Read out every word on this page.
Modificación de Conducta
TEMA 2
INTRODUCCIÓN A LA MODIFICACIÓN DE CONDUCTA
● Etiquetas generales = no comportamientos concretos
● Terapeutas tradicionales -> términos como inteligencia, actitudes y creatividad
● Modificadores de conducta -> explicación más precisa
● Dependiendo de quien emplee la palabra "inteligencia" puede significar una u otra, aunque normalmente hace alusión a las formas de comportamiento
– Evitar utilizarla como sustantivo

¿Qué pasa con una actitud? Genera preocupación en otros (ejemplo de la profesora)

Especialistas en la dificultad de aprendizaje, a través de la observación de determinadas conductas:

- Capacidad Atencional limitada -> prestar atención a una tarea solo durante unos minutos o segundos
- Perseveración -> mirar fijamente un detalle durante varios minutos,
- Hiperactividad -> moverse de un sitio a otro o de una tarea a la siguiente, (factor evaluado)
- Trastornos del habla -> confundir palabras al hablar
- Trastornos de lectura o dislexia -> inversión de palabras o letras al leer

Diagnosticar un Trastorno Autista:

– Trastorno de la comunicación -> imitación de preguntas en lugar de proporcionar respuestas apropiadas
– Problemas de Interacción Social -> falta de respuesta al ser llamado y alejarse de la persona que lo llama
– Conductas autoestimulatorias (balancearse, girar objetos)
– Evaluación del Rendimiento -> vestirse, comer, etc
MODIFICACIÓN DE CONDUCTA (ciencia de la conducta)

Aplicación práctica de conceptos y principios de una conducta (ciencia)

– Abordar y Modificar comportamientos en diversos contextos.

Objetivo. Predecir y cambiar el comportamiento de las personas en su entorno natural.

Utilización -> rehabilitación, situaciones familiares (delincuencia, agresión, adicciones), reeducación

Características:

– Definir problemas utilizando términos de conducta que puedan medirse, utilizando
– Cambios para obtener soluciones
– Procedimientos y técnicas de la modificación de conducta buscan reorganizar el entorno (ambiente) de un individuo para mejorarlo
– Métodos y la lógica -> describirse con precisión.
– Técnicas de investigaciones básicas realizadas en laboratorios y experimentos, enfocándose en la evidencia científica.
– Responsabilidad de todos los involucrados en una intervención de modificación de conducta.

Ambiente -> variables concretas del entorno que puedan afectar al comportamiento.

## [GIVEN INSTRUCTION]
Each line above that includes "ciencia" should be shown.

## [RESPONSE BELOW]
MODIFICACIÓN DE CONDUCTA (ciencia de la conducta)
Aplicación práctica de conceptos y principios de una conducta (ciencia)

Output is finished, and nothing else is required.